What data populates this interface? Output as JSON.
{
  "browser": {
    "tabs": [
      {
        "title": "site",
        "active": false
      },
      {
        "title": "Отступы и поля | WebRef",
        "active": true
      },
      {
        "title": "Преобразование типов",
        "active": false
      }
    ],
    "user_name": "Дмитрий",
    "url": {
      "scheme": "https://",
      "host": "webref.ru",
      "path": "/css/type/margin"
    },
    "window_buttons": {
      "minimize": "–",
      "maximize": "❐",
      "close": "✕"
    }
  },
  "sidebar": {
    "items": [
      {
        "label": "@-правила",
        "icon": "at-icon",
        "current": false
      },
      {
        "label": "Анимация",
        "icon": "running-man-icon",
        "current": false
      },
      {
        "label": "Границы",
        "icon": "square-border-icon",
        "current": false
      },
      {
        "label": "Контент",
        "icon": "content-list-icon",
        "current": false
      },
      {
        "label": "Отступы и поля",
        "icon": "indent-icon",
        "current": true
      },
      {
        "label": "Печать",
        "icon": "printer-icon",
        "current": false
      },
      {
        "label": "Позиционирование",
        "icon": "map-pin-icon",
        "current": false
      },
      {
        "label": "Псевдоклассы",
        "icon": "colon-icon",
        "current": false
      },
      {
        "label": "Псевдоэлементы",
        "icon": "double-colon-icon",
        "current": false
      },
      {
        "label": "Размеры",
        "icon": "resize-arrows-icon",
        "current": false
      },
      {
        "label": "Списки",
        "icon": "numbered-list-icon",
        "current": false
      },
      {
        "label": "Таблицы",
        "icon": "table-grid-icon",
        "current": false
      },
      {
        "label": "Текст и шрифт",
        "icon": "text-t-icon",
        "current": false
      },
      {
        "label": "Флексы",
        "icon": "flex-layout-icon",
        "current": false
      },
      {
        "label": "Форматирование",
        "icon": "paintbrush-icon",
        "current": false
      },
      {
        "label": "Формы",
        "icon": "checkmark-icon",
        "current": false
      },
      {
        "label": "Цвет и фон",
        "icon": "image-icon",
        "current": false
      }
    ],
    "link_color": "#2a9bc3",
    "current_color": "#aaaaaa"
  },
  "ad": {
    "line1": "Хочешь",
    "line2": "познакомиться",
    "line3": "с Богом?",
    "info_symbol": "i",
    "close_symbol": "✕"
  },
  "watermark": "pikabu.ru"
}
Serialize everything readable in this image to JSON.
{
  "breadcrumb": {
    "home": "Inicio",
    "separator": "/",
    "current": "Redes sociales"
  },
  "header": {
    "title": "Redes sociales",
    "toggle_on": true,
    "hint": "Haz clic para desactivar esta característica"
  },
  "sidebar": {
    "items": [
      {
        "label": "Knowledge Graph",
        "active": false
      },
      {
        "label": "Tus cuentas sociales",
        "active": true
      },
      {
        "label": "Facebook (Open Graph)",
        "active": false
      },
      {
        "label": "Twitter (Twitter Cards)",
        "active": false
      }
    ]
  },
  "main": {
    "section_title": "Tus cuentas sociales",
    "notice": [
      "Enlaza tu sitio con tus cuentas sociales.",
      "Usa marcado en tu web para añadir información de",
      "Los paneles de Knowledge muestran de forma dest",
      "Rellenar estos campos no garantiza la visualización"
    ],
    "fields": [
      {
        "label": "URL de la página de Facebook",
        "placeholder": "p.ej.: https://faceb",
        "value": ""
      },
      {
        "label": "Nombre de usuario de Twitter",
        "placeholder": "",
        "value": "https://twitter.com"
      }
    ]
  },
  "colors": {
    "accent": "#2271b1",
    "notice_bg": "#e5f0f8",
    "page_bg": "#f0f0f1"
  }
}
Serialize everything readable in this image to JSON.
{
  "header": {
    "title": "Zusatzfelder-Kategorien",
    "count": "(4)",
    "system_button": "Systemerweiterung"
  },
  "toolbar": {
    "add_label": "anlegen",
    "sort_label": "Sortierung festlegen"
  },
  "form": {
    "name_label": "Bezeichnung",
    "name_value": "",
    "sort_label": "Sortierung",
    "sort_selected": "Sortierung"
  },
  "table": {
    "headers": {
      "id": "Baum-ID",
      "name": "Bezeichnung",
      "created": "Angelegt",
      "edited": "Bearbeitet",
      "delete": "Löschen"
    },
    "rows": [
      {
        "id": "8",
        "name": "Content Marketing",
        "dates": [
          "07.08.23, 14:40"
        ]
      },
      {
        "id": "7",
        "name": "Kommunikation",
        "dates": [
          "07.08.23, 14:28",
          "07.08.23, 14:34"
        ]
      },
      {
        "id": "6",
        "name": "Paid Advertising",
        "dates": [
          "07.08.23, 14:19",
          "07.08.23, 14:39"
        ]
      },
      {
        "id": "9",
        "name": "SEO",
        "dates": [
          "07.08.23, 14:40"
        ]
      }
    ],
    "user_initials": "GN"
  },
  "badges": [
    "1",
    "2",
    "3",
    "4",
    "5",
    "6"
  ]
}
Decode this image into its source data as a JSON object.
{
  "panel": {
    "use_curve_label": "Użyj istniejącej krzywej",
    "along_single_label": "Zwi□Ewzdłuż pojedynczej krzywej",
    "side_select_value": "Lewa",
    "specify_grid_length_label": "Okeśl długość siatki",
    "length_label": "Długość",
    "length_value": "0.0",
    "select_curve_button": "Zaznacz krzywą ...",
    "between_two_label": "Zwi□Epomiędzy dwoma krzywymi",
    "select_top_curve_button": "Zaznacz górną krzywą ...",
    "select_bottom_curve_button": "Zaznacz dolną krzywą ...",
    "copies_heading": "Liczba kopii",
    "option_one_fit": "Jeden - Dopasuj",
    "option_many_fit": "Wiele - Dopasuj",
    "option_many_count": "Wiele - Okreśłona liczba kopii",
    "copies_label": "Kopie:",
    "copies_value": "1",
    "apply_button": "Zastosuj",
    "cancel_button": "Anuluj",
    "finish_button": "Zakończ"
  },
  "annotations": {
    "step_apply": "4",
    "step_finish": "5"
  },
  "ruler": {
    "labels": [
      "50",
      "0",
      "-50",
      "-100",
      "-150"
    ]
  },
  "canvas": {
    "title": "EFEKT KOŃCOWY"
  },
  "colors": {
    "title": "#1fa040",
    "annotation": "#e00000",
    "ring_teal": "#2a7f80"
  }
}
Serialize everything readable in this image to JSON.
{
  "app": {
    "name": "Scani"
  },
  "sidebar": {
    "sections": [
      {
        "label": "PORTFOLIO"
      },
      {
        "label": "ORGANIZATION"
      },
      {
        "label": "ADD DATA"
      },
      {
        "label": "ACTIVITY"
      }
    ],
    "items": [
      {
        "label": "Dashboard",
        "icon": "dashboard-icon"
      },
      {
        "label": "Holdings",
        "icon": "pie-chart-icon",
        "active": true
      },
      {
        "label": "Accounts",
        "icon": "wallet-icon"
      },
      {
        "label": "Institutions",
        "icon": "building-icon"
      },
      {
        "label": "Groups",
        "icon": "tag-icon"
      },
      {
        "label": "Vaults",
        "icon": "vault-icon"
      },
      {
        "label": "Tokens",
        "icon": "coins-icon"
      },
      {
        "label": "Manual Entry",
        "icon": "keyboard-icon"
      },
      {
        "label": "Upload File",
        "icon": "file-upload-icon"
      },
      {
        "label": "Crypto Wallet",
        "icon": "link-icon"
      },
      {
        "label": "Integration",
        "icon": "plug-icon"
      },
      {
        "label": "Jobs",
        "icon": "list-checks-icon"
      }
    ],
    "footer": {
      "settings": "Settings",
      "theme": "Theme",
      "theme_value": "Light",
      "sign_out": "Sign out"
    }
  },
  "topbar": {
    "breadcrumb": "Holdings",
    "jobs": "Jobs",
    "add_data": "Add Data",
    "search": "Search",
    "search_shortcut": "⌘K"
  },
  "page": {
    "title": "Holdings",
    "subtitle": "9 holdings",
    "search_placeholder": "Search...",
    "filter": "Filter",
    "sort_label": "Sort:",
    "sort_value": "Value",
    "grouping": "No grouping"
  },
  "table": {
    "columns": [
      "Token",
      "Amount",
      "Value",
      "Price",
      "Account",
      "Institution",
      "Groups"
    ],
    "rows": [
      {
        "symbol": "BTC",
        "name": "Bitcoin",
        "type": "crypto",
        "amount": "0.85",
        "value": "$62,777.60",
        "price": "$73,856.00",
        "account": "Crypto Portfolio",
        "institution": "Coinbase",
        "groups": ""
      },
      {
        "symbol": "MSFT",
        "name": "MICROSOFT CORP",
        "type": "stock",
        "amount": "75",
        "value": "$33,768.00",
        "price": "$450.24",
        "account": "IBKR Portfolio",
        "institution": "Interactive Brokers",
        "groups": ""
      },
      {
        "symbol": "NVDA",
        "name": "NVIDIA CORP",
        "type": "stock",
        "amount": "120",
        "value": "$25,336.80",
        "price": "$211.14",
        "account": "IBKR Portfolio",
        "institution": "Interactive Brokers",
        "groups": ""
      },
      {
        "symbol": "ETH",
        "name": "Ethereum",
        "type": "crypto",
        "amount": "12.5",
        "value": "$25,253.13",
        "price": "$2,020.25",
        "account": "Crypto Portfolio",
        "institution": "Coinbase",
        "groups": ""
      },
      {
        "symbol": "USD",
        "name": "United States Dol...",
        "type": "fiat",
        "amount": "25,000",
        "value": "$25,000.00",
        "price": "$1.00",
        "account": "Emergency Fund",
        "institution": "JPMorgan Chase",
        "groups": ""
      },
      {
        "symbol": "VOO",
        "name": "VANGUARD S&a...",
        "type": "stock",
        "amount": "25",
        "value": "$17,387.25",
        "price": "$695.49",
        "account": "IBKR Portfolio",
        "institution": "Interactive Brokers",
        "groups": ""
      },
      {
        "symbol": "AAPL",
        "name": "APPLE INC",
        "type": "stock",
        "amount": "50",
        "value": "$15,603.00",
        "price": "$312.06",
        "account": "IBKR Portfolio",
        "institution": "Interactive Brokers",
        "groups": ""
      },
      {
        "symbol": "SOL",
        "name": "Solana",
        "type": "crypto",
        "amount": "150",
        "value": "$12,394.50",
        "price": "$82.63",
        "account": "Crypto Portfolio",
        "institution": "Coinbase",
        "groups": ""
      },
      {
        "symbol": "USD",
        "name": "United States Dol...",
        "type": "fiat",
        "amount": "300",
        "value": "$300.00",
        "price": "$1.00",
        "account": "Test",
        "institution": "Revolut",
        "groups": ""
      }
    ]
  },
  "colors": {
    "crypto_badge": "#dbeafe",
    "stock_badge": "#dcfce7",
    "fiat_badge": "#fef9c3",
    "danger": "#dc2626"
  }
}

☆ ☆ ☆ ☆ ☆ ☆ ☆

- The exercise -
From the listing above, find the number of lines with the word "Knowledge" in them. Answer with the number only.

- Exercise output -
2